▶ _Problem description_
Every record should be written out exactly, please.

(Stored entries)
--------------------------------------------------

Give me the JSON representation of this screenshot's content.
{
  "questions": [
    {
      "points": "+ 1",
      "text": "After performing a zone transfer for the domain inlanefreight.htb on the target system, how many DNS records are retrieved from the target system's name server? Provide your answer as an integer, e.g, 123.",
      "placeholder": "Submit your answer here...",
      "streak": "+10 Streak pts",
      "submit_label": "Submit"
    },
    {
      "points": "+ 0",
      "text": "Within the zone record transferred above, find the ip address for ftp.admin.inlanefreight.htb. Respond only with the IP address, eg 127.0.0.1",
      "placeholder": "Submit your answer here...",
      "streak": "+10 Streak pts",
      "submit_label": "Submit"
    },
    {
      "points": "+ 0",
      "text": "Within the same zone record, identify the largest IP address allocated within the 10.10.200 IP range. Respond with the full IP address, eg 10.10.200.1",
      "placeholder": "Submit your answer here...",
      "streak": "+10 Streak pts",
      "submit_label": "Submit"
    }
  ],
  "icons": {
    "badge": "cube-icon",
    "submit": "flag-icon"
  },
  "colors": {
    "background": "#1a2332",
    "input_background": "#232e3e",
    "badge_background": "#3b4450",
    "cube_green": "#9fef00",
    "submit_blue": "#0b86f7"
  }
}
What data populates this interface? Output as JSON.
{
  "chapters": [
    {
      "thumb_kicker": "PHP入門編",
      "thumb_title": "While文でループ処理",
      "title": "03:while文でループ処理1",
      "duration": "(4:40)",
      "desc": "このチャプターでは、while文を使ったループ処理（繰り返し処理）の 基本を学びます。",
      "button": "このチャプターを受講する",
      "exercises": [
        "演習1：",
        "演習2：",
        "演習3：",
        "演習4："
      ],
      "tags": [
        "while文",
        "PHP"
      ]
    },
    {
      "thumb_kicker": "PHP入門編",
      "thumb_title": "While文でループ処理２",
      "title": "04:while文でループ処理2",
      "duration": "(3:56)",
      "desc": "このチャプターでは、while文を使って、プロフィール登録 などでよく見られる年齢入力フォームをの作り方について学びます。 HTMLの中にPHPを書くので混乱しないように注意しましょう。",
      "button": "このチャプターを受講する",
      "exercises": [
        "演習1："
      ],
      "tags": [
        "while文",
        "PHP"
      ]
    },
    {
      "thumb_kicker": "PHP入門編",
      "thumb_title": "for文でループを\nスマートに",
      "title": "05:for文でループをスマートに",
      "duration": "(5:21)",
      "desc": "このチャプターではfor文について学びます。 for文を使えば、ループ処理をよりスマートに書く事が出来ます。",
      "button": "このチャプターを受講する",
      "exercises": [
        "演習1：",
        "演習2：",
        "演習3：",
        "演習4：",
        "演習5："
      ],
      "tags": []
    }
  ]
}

--------------------------------------------------

▶ _Finished answer_
Give me the JSON representation of this screenshot's content.
{
  "questions": [
    {
      "points": "+ 1",
      "text": "After performing a zone transfer for the domain inlanefreight.htb on the target system, how many DNS records are retrieved from the target system's name server? Provide your answer as an integer, e.g, 123.",
      "placeholder": "Submit your answer here...",
      "streak": "+10 Streak pts",
      "submit_label": "Submit"
    },
    {
      "points": "+ 0",
      "text": "Within the zone record transferred above, find the ip address for ftp.admin.inlanefreight.htb. Respond only with the IP address, eg 127.0.0.1",
      "placeholder": "Submit your answer here...",
      "streak": "+10 Streak pts",
      "submit_label": "Submit"
    },
    {
      "points": "+ 0",
      "text": "Within the same zone record, identify the largest IP address allocated within the 10.10.200 IP range. Respond with the full IP address, eg 10.10.200.1",
      "placeholder": "Submit your answer here...",
      "streak": "+10 Streak pts",
      "submit_label": "Submit"
    }
  ],
  "icons": {
    "badge": "cube-icon",
    "submit": "flag-icon"
  },
  "colors": {
    "background": "#1a2332",
    "input_background": "#232e3e",
    "badge_background": "#3b4450",
    "cube_green": "#9fef00",
    "submit_blue": "#0b86f7"
  }
}
What data populates this interface? Output as JSON.
{
  "chapters": [
    {
      "thumb_kicker": "PHP入門編",
      "thumb_title": "While文でループ処理",
      "title": "03:while文でループ処理1",
      "duration": "(4:40)",
      "desc": "このチャプターでは、while文を使ったループ処理（繰り返し処理）の 基本を学びます。",
      "button": "このチャプターを受講する",
      "exercises": [
        "演習1：",
        "演習2：",
        "演習3：",
        "演習4："
      ],
      "tags": [
        "while文",
        "PHP"
      ]
    },
    {
      "thumb_kicker": "PHP入門編",
      "thumb_title": "While文でループ処理２",
      "title": "04:while文でループ処理2",
      "duration": "(3:56)",
      "desc": "このチャプターでは、while文を使って、プロフィール登録 などでよく見られる年齢入力フォームをの作り方について学びます。 HTMLの中にPHPを書くので混乱しないように注意しましょう。",
      "button": "このチャプターを受講する",
      "exercises": [
        "演習1："
      ],
      "tags": [
        "while文",
        "PHP"
      ]
    },
    {
      "thumb_kicker": "PHP入門編",
      "thumb_title": "for文でループを\nスマートに",
      "title": "05:for文でループをスマートに",
      "duration": "(5:21)",
      "desc": "このチャプターではfor文について学びます。 for文を使えば、ループ処理をよりスマートに書く事が出来ます。",
      "button": "このチャプターを受講する",
      "exercises": [
        "演習1：",
        "演習2：",
        "演習3：",
        "演習4：",
        "演習5："
      ],
      "tags": []
    }
  ]
}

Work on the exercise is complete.